> SHORT PROBLEM: Please reproduce every record, keeping each one exactly as written.

[Dataset entries]
-- -- --

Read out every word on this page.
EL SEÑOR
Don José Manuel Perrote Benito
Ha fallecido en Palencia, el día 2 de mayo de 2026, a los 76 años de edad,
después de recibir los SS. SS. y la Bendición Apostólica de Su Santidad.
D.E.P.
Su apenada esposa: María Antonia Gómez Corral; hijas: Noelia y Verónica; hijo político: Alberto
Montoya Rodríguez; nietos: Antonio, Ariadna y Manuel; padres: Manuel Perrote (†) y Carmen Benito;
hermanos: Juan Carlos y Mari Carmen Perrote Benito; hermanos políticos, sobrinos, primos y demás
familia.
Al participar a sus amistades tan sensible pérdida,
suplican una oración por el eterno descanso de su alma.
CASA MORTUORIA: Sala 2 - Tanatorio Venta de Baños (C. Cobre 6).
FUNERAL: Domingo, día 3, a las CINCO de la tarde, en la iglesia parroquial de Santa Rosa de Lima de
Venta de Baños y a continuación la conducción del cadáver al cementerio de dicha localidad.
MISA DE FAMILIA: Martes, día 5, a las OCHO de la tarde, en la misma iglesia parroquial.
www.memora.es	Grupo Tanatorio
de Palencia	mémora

-- -- --

> THE RESPONSE:
Read out every word on this page.
EL SEÑOR
Don José Manuel Perrote Benito
Ha fallecido en Palencia, el día 2 de mayo de 2026, a los 76 años de edad,
después de recibir los SS. SS. y la Bendición Apostólica de Su Santidad.
D.E.P.
Su apenada esposa: María Antonia Gómez Corral; hijas: Noelia y Verónica; hijo político: Alberto
Montoya Rodríguez; nietos: Antonio, Ariadna y Manuel; padres: Manuel Perrote (†) y Carmen Benito;
hermanos: Juan Carlos y Mari Carmen Perrote Benito; hermanos políticos, sobrinos, primos y demás
familia.
Al participar a sus amistades tan sensible pérdida,
suplican una oración por el eterno descanso de su alma.
CASA MORTUORIA: Sala 2 - Tanatorio Venta de Baños (C. Cobre 6).
FUNERAL: Domingo, día 3, a las CINCO de la tarde, en la iglesia parroquial de Santa Rosa de Lima de
Venta de Baños y a continuación la conducción del cadáver al cementerio de dicha localidad.
MISA DE FAMILIA: Martes, día 5, a las OCHO de la tarde, en la misma iglesia parroquial.
www.memora.es	Grupo Tanatorio
de Palencia	mémora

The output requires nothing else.